Instruction
From the line that holds "Type out the text in this image." down to the last line of the listing below, reproduce each line exactly and nothing more, omitting pictures.

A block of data
#####

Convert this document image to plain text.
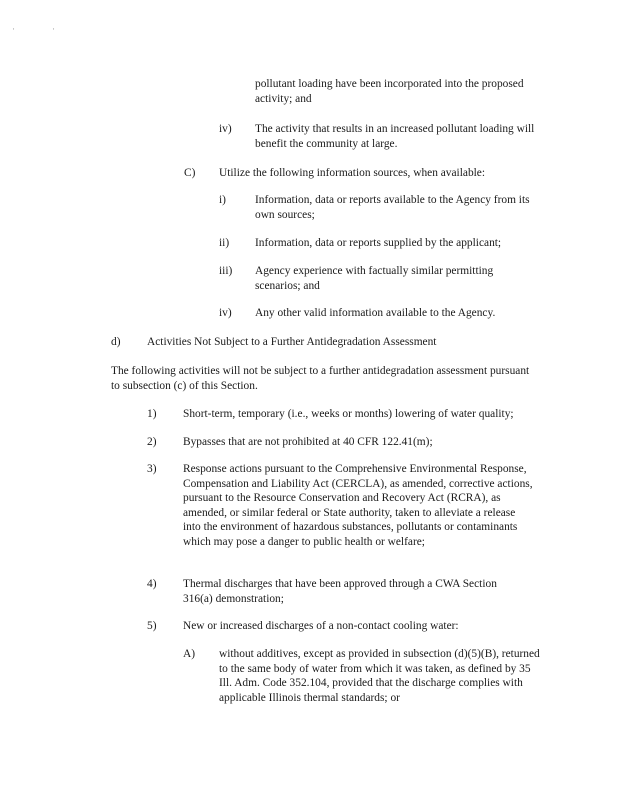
·	·
pollutant loading have been incorporated into the proposed activity; and
iv) The activity that results in an increased pollutant loading will benefit the community at large.
C) Utilize the following information sources, when available:
i)	Information, data or reports available to the Agency from its own sources;
ii) Information, data or reports supplied by the applicant;
iii) Agency experience with factually similar permitting scenarios; and
iv) Any other valid information available to the Agency.
d) Activities Not Subject to a Further Antidegradation Assessment
The following activities will not be subject to a further antidegradation assessment pursuant to subsection (c) of this Section.
1) Short-term, temporary (i.e., weeks or months) lowering of water quality;
2) Bypasses that are not prohibited at 40 CFR 122.41(m);
3) Response actions pursuant to the Comprehensive Environmental Response, Compensation and Liability Act (CERCLA), as amended, corrective actions, pursuant to the Resource Conservation and Recovery Act (RCRA), as amended, or similar federal or State authority, taken to alleviate a release into the environment of hazardous substances, pollutants or contaminants which may pose a danger to public health or welfare;
4) Thermal discharges that have been approved through a CWA Section 316(a) demonstration;
5) New or increased discharges of a non-contact cooling water:
A) without additives, except as provided in subsection (d)(5)(B), returned to the same body of water from which it was taken, as defined by 35 Ill. Adm. Code 352.104, provided that the discharge complies with applicable Illinois thermal standards; or
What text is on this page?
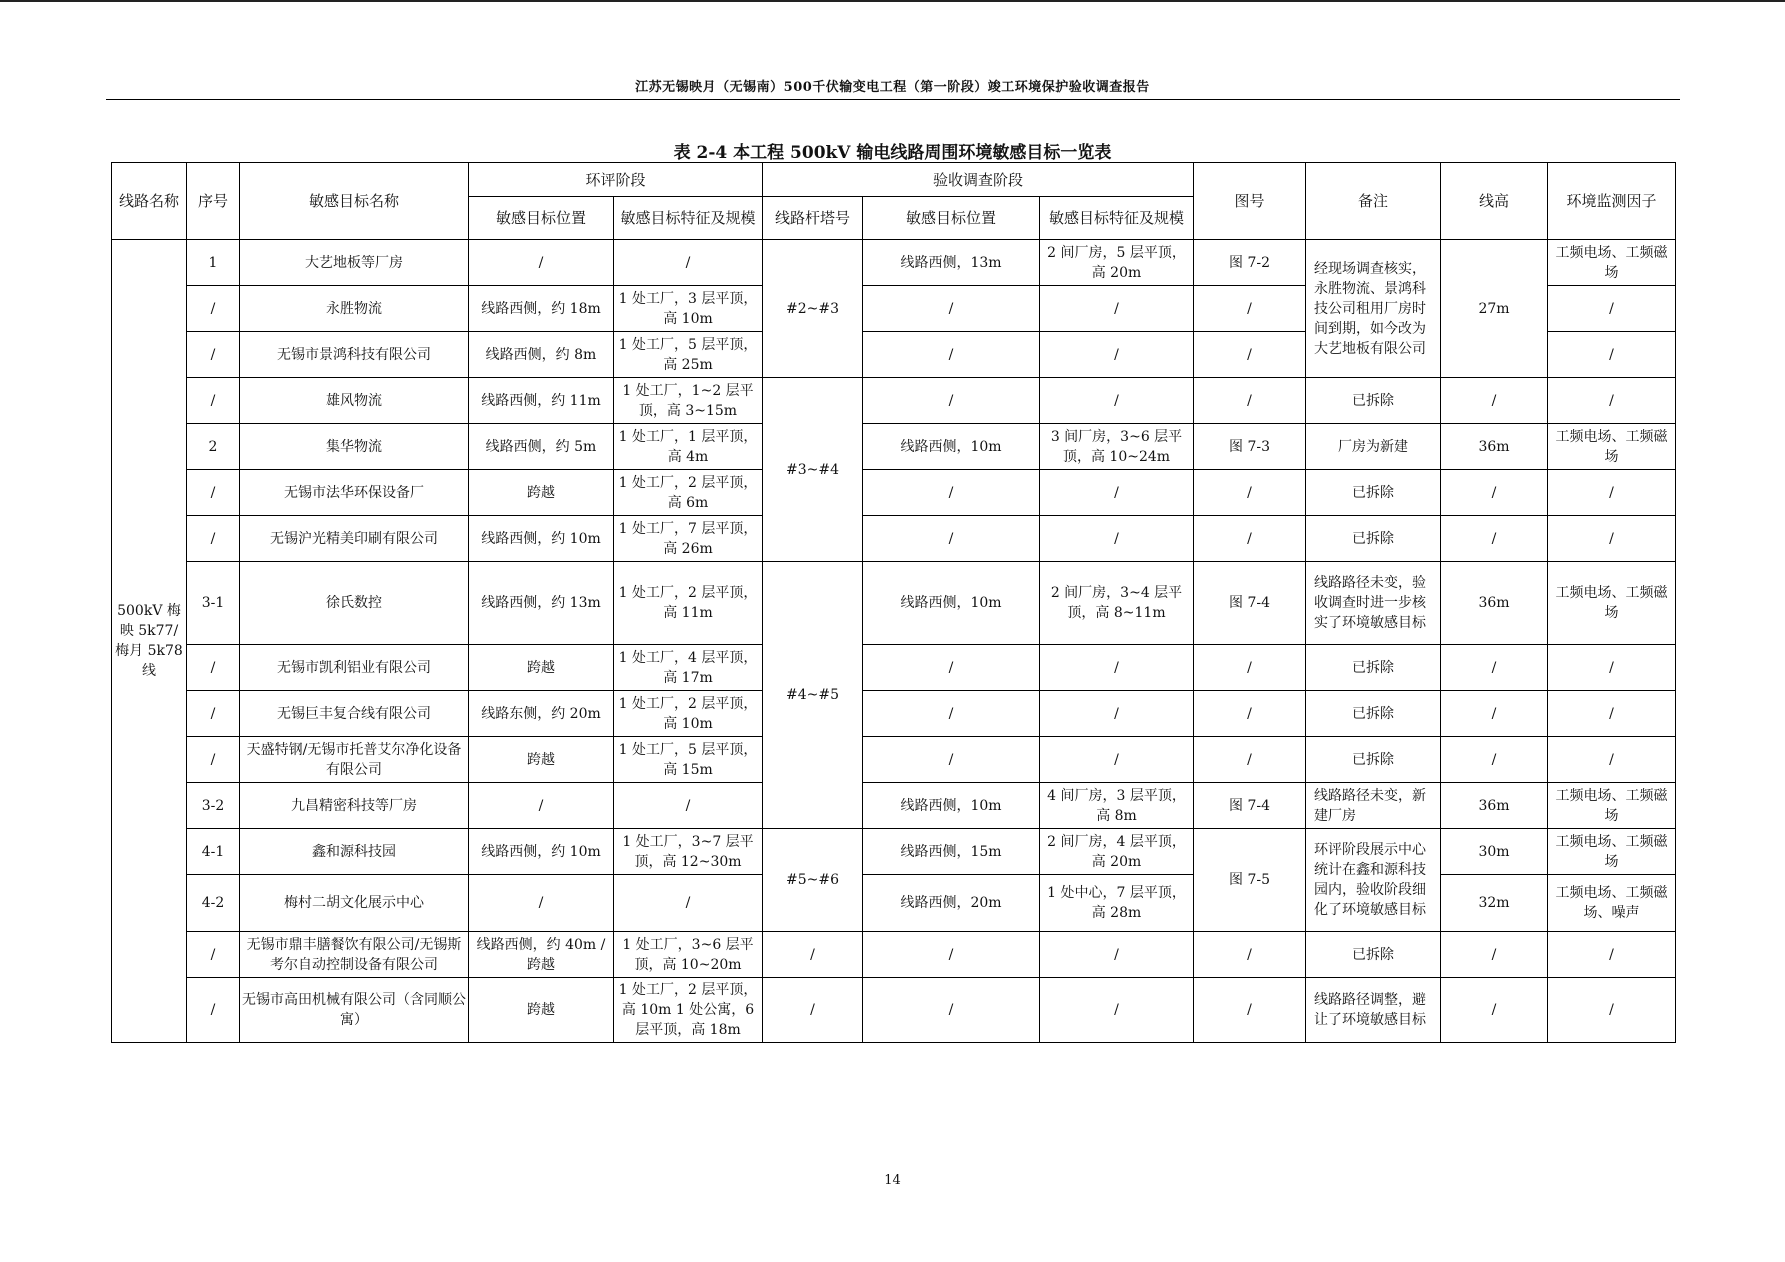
江苏无锡映月（无锡南）500千伏输变电工程（第一阶段）竣工环境保护验收调查报告
表 2-4 本工程 500kV 输电线路周围环境敏感目标一览表
线路名称	序号	敏感目标名称	环评阶段		验收调查阶段			图号	备注	线高	环境监测因子
			敏感目标位置	敏感目标特征及规模	线路杆塔号	敏感目标位置	敏感目标特征及规模				
500kV 梅映 5k77/梅月 5k78 线	1	大艺地板等厂房	/	/	#2~#3	线路西侧，13m	2 间厂房，5 层平顶，高 20m	图 7-2	经现场调查核实，永胜物流、景鸿科技公司租用厂房时间到期，如今改为大艺地板有限公司	27m	工频电场、工频磁场
	/	永胜物流	线路西侧，约 18m	1 处工厂，3 层平顶，高 10m		/	/	/			/
	/	无锡市景鸿科技有限公司	线路西侧，约 8m	1 处工厂，5 层平顶，高 25m		/	/	/			/
	/	雄风物流	线路西侧，约 11m	1 处工厂，1~2 层平顶，高 3~15m	#3~#4	/	/	/	已拆除	/	/
	2	集华物流	线路西侧，约 5m	1 处工厂，1 层平顶，高 4m		线路西侧，10m	3 间厂房，3~6 层平顶，高 10~24m	图 7-3	厂房为新建	36m	工频电场、工频磁场
	/	无锡市法华环保设备厂	跨越	1 处工厂，2 层平顶，高 6m		/	/	/	已拆除	/	/
	/	无锡沪光精美印刷有限公司	线路西侧，约 10m	1 处工厂，7 层平顶，高 26m		/	/	/	已拆除	/	/
	3-1	徐氏数控	线路西侧，约 13m	1 处工厂，2 层平顶，高 11m	#4~#5	线路西侧，10m	2 间厂房，3~4 层平顶，高 8~11m	图 7-4	线路路径未变，验收调查时进一步核实了环境敏感目标	36m	工频电场、工频磁场
	/	无锡市凯利铝业有限公司	跨越	1 处工厂，4 层平顶，高 17m		/	/	/	已拆除	/	/
	/	无锡巨丰复合线有限公司	线路东侧，约 20m	1 处工厂，2 层平顶，高 10m		/	/	/	已拆除	/	/
	/	天盛特钢/无锡市托普艾尔净化设备有限公司	跨越	1 处工厂，5 层平顶，高 15m		/	/	/	已拆除	/	/
	3-2	九昌精密科技等厂房	/	/		线路西侧，10m	4 间厂房，3 层平顶，高 8m	图 7-4	线路路径未变，新建厂房	36m	工频电场、工频磁场
	4-1	鑫和源科技园	线路西侧，约 10m	1 处工厂，3~7 层平顶，高 12~30m	#5~#6	线路西侧，15m	2 间厂房，4 层平顶，高 20m	图 7-5	环评阶段展示中心统计在鑫和源科技园内，验收阶段细化了环境敏感目标	30m	工频电场、工频磁场
	4-2	梅村二胡文化展示中心	/	/		线路西侧，20m	1 处中心，7 层平顶，高 28m			32m	工频电场、工频磁场、噪声
	/	无锡市鼎丰膳餐饮有限公司/无锡斯考尔自动控制设备有限公司	线路西侧，约 40m /跨越	1 处工厂，3~6 层平顶，高 10~20m	/	/	/	/	已拆除	/	/
	/	无锡市高田机械有限公司（含同顺公寓）	跨越	1 处工厂，2 层平顶，高 10m 1 处公寓，6 层平顶，高 18m	/	/	/	/	线路路径调整，避让了环境敏感目标	/	/
14
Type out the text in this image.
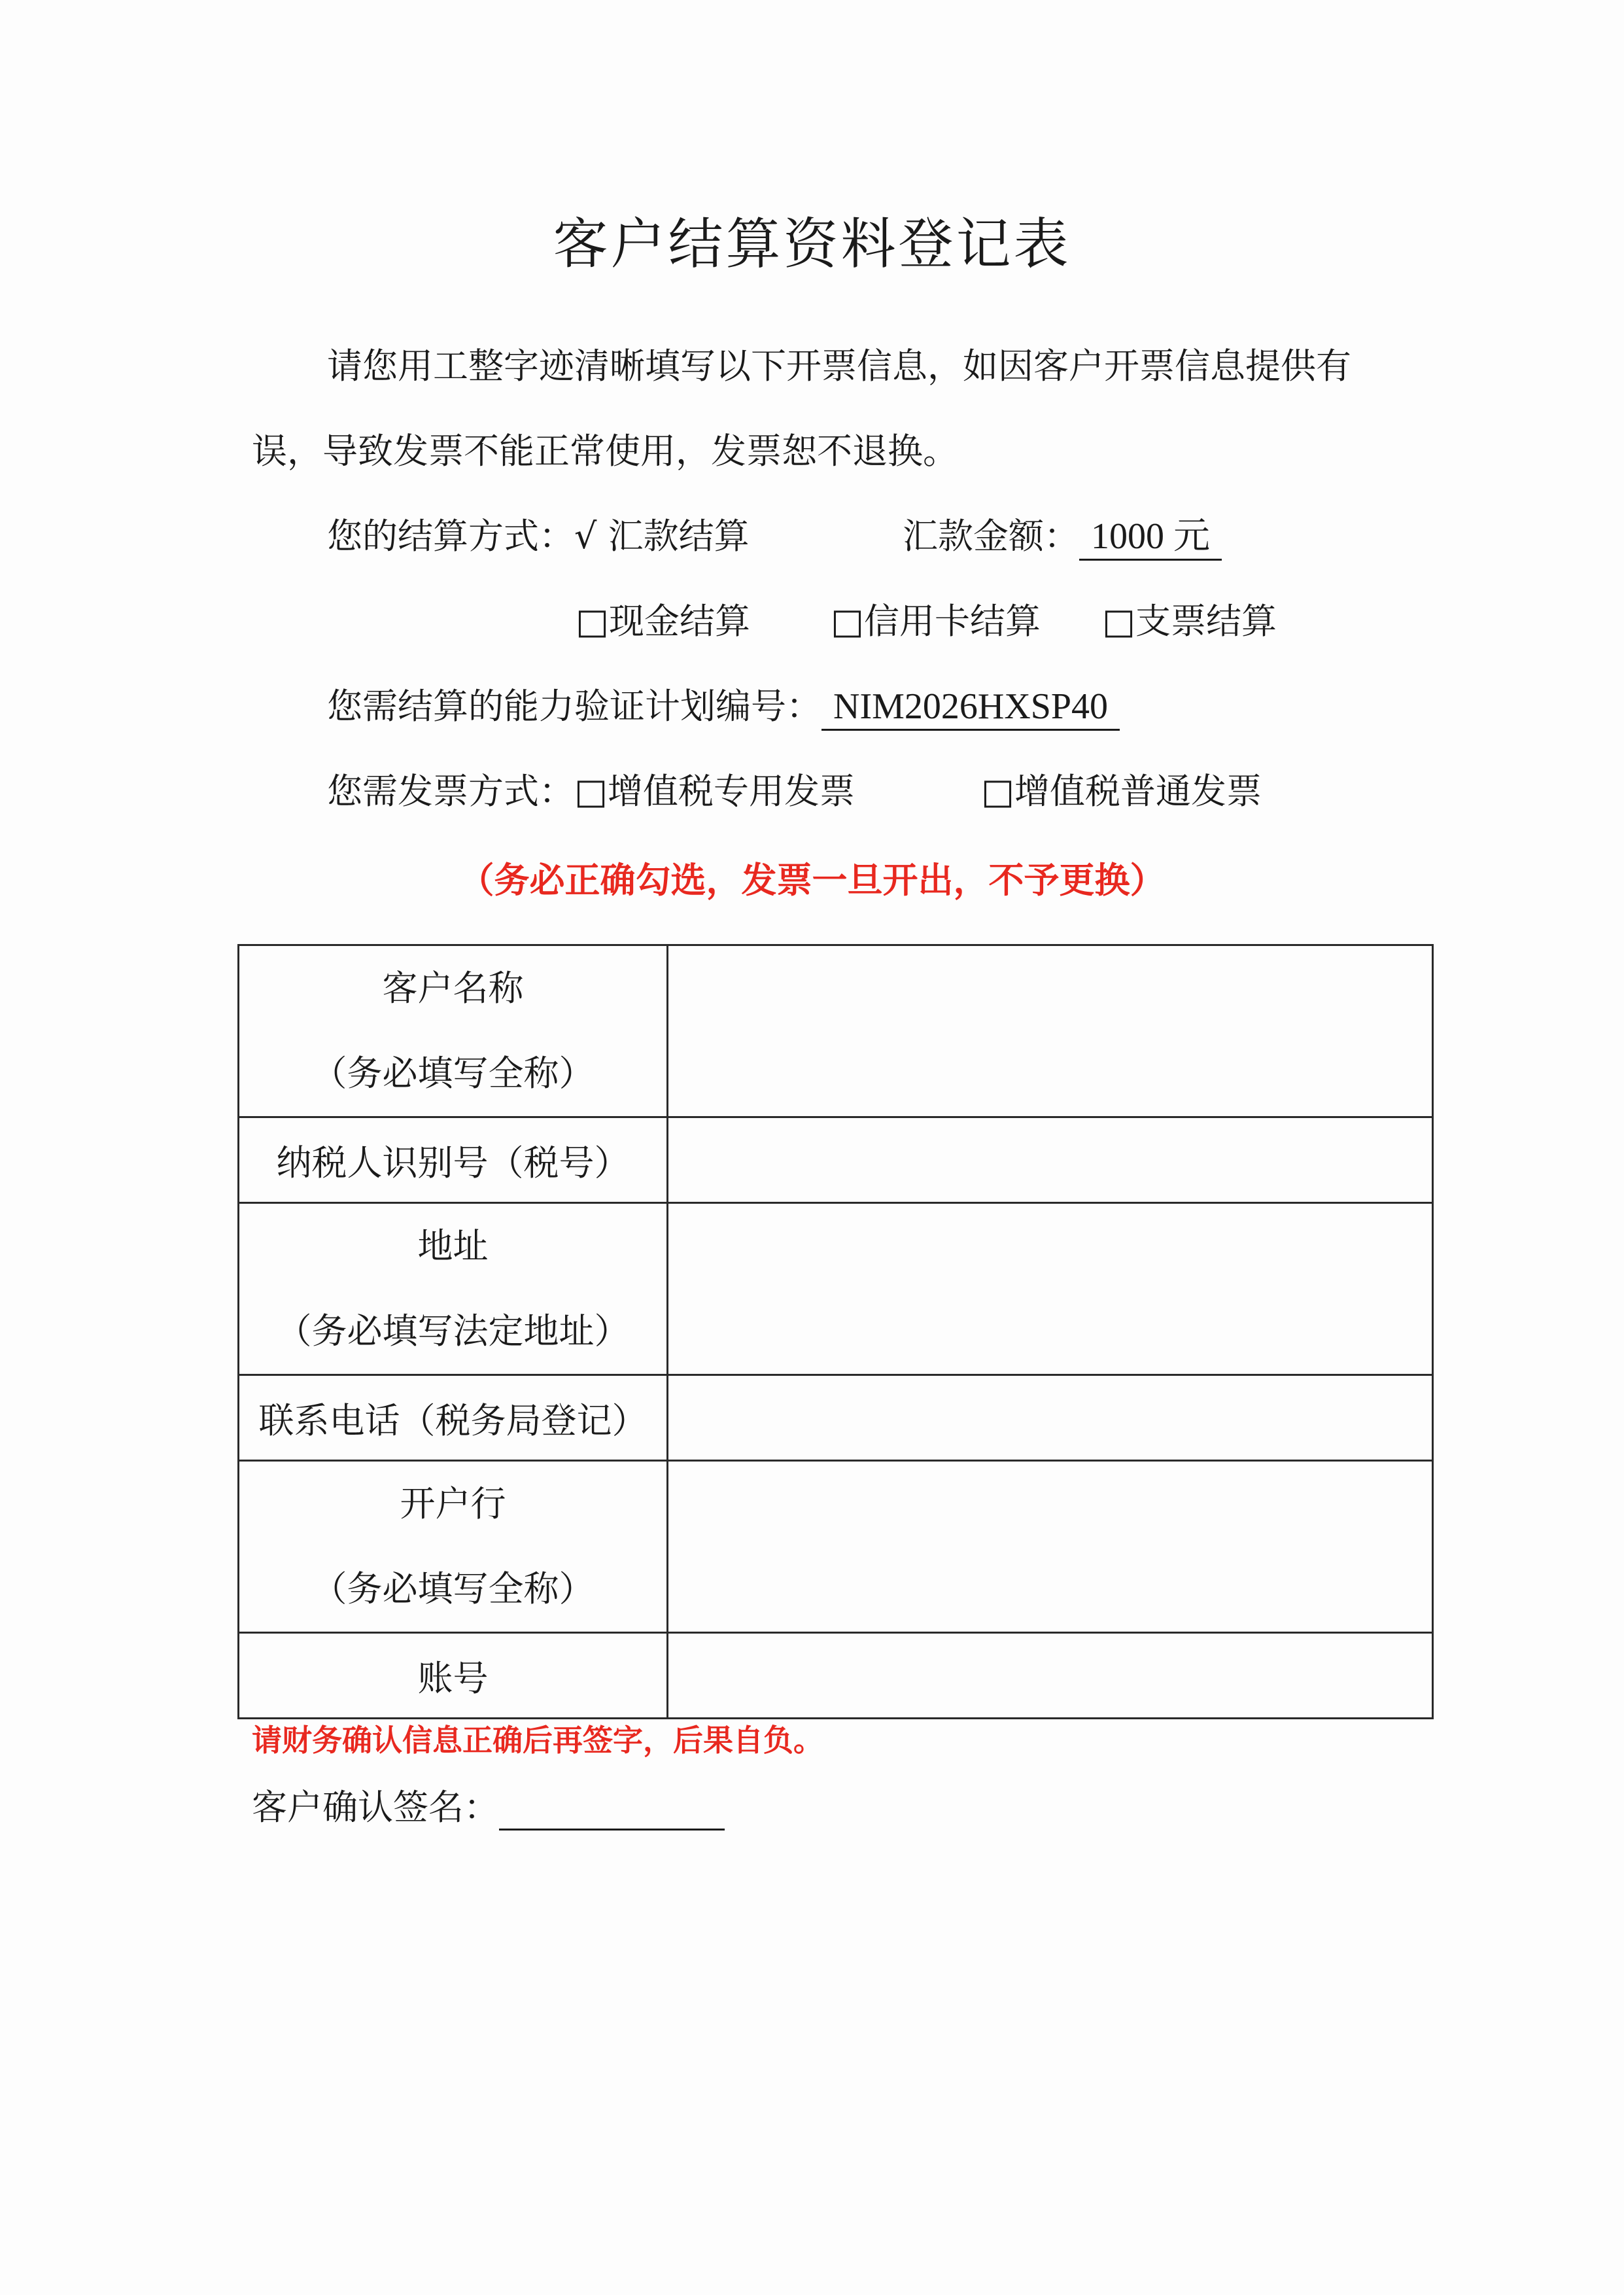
客户结算资料登记表
请您用工整字迹清晰填写以下开票信息，如因客户开票信息提供有
误，导致发票不能正常使用，发票恕不退换。
您的结算方式：√ 汇款结算	汇款金额： 1000 元
□现金结算 □信用卡结算 □支票结算
您需结算的能力验证计划编号： NIM2026HXSP40
您需发票方式：□增值税专用发票	□增值税普通发票
（务必正确勾选，发票一旦开出，不予更换）
客户名称
（务必填写全称）	

纳税人识别号（税号）	

地址
（务必填写法定地址）	

联系电话（税务局登记）	

开户行
（务必填写全称）	

账号	
请财务确认信息正确后再签字，后果自负。
客户确认签名：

#####

Answer to the problem
Type out the text in this image.
客户结算资料登记表
请您用工整字迹清晰填写以下开票信息，如因客户开票信息提供有
误，导致发票不能正常使用，发票恕不退换。
您的结算方式：√ 汇款结算	汇款金额： 1000 元
□现金结算 □信用卡结算 □支票结算
您需结算的能力验证计划编号： NIM2026HXSP40
您需发票方式：□增值税专用发票	□增值税普通发票
（务必正确勾选，发票一旦开出，不予更换）
客户名称
（务必填写全称）	

纳税人识别号（税号）	

地址
（务必填写法定地址）	

联系电话（税务局登记）	

开户行
（务必填写全称）	

账号	
请财务确认信息正确后再签字，后果自负。
客户确认签名：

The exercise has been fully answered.